### Given task
Give the number of lines in the records below that include "Szenario". Reply with that number alone.

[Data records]

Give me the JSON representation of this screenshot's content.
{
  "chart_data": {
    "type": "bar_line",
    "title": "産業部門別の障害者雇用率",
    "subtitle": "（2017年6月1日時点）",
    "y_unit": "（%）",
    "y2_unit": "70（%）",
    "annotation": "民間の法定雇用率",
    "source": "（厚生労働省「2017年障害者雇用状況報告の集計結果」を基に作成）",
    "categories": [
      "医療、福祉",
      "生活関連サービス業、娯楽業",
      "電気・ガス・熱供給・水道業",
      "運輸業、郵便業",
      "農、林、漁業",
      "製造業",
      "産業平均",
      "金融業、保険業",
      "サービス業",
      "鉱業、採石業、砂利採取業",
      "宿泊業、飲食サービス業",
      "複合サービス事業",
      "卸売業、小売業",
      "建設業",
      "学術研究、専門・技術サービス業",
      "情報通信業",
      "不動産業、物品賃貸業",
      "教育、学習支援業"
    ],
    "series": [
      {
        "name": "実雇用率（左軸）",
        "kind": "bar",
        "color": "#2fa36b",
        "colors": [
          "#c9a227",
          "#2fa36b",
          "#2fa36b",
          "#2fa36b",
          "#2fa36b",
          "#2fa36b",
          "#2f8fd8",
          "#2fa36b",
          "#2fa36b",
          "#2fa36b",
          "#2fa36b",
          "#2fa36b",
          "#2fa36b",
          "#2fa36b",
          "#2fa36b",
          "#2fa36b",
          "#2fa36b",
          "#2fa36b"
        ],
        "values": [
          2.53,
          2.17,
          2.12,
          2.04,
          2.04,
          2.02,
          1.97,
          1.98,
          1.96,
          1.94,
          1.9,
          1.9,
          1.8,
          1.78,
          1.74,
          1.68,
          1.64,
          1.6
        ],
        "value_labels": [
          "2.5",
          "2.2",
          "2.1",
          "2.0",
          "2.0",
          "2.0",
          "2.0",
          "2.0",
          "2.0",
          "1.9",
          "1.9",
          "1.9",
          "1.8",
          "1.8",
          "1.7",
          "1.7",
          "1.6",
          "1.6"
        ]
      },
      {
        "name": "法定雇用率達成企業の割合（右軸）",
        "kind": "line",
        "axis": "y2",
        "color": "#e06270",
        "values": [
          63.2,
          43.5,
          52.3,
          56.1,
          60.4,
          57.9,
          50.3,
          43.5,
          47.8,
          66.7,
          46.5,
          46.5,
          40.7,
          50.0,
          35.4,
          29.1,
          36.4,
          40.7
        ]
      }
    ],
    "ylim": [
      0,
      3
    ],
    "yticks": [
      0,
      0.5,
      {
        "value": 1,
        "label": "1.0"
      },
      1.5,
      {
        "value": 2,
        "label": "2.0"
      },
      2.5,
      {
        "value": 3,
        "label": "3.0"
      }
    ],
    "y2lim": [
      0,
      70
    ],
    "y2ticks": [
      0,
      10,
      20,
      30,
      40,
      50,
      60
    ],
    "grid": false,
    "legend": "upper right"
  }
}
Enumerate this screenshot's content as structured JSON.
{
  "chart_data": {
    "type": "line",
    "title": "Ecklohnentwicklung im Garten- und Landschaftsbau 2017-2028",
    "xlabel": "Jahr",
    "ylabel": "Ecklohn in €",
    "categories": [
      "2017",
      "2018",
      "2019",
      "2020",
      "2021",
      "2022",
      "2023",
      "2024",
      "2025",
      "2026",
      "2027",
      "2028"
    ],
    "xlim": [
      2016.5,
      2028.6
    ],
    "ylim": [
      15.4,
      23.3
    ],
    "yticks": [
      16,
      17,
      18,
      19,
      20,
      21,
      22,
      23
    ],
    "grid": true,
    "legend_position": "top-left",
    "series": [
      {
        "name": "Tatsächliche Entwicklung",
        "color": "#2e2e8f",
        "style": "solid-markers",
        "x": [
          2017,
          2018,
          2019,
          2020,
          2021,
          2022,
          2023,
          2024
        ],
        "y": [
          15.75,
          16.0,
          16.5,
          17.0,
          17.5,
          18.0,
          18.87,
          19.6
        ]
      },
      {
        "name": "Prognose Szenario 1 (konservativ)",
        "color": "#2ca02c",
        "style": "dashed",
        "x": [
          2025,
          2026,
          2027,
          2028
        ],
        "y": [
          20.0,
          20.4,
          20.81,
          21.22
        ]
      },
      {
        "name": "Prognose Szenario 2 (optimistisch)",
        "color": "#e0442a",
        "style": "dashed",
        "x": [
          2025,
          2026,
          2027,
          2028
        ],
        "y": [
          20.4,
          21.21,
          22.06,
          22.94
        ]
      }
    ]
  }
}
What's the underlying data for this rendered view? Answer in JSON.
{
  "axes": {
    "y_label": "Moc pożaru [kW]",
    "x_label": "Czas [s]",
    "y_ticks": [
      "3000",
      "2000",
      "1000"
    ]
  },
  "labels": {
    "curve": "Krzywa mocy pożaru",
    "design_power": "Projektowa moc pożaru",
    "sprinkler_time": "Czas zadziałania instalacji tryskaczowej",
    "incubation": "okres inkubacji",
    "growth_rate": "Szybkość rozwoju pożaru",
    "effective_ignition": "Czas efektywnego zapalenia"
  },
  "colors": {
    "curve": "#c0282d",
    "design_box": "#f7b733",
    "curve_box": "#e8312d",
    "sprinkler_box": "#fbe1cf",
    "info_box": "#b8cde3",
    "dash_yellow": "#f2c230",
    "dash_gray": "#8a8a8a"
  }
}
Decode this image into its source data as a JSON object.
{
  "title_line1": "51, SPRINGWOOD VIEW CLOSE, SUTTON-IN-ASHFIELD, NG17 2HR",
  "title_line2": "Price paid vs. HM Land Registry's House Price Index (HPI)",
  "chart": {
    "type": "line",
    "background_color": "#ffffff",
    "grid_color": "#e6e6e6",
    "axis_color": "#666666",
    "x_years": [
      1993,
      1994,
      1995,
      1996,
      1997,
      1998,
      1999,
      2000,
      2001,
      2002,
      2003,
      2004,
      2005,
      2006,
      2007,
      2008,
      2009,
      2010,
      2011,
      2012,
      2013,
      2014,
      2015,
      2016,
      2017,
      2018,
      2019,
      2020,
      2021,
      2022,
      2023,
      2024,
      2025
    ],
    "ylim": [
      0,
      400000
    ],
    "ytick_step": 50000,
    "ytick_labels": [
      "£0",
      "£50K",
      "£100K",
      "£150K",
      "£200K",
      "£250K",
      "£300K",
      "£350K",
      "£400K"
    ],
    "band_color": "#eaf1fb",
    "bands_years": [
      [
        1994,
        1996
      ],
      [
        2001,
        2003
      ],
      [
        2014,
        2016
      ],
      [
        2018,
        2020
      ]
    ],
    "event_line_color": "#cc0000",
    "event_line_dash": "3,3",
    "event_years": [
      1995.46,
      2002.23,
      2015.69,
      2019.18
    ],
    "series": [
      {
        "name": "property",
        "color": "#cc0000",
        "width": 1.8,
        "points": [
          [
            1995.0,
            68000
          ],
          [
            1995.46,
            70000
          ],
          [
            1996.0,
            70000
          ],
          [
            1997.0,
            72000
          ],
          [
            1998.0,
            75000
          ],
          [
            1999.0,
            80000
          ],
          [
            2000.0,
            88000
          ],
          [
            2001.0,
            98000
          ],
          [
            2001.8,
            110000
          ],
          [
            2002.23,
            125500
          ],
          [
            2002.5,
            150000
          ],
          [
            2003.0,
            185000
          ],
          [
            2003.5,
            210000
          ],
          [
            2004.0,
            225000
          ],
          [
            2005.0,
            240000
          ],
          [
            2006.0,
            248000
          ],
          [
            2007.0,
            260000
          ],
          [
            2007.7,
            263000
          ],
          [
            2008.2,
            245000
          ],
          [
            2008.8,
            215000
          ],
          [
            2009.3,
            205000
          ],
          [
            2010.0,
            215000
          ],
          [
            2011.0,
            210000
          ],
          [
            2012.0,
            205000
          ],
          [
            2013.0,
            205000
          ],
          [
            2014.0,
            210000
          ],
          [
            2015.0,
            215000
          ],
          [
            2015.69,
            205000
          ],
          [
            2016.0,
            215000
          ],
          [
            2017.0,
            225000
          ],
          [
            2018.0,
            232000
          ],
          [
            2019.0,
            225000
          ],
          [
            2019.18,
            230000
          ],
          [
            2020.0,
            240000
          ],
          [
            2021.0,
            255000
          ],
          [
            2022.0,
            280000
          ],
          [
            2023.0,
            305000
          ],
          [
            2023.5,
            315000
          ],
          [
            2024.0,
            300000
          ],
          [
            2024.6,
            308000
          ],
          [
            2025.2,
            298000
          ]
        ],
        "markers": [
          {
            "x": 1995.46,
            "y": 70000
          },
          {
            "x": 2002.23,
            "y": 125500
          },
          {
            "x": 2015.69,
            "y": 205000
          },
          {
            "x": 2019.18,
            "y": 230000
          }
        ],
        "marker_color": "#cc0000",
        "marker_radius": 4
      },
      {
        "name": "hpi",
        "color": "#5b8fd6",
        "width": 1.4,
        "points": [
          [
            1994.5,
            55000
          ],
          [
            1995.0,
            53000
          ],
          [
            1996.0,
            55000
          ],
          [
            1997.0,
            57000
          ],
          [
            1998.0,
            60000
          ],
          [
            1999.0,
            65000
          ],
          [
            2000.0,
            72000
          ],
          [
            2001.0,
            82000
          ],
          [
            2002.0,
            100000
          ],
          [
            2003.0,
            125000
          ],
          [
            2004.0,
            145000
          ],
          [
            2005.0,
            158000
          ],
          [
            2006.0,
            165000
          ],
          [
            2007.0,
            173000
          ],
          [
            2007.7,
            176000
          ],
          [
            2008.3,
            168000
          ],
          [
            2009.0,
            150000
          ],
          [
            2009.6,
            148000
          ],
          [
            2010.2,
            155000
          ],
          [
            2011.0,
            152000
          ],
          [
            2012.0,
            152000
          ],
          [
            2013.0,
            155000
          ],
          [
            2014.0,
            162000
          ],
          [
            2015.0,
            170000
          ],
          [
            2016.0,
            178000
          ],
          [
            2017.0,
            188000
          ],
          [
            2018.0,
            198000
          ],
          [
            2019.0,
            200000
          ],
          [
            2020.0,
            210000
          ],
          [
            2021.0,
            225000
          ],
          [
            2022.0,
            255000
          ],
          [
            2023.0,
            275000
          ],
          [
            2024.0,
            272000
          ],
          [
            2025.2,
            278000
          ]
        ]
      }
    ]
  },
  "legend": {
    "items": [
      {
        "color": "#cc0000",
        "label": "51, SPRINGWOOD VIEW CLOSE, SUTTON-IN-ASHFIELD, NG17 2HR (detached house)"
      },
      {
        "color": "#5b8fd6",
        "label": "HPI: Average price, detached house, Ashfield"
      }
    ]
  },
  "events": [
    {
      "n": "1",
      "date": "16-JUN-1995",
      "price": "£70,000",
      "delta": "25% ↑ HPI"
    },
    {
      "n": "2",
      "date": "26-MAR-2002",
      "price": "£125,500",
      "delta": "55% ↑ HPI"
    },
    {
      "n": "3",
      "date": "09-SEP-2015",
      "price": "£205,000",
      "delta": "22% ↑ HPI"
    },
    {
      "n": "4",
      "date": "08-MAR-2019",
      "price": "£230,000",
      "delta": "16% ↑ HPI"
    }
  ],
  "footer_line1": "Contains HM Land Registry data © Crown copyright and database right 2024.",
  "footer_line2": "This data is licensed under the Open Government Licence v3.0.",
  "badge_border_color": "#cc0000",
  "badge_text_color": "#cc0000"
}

### Complete answer
2